** start of Extracted material **
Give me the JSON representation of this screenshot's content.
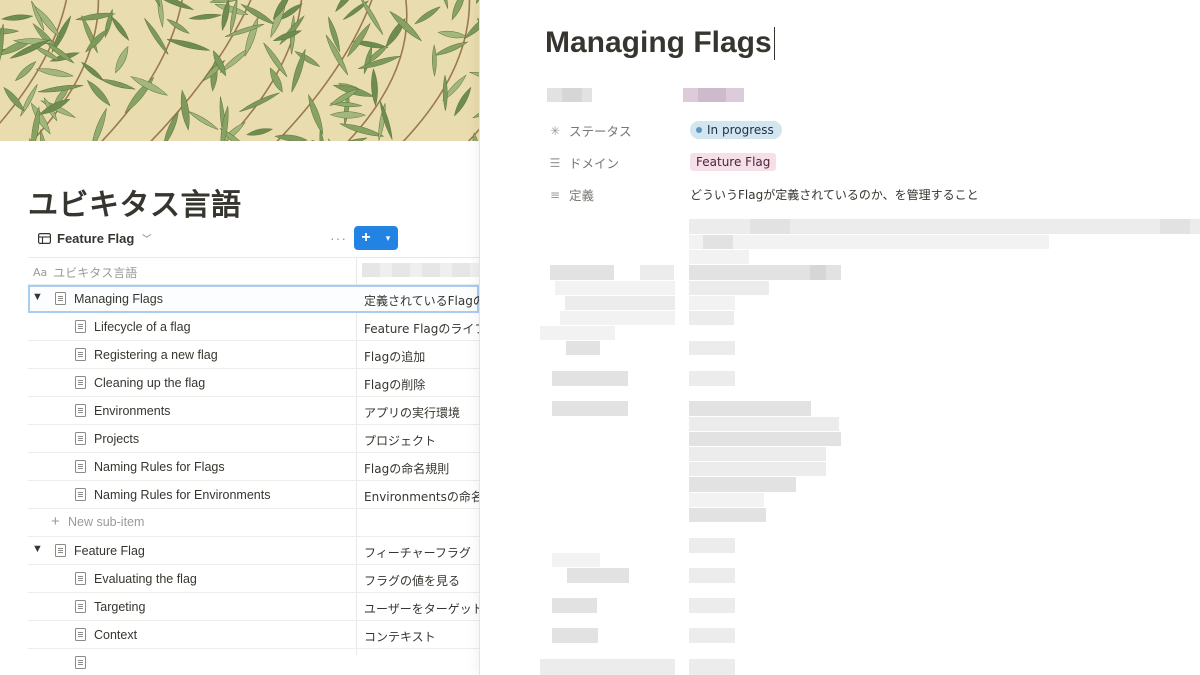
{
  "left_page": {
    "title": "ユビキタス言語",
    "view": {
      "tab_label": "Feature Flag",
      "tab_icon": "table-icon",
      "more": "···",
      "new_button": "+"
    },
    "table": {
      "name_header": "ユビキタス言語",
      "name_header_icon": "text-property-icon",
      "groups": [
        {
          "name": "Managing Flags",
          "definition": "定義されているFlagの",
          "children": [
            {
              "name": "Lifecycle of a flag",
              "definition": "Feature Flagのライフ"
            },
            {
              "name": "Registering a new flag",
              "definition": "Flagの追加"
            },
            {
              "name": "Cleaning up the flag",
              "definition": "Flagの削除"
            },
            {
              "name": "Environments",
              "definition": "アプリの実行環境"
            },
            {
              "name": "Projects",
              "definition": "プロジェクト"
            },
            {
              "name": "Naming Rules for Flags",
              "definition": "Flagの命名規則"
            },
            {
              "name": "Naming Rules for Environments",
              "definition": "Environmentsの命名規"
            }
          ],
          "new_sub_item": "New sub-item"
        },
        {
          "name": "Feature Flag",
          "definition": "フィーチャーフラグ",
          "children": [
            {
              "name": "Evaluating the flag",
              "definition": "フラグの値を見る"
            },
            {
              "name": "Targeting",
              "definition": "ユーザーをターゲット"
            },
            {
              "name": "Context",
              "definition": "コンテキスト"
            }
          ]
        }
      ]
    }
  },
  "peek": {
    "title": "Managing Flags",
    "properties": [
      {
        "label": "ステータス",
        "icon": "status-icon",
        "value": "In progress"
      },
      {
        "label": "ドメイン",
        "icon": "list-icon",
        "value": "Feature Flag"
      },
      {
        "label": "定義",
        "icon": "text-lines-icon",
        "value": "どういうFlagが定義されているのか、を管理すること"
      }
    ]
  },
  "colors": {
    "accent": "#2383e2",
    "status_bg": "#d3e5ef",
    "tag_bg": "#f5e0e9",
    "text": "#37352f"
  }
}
** end of Extracted material **
## Goal
From the records above, copy every line that holds the word "Feature".

## Finished exercise
      "tab_label": "Feature Flag",
              "definition": "Feature Flagのライフ"
          "name": "Feature Flag",
        "value": "Feature Flag"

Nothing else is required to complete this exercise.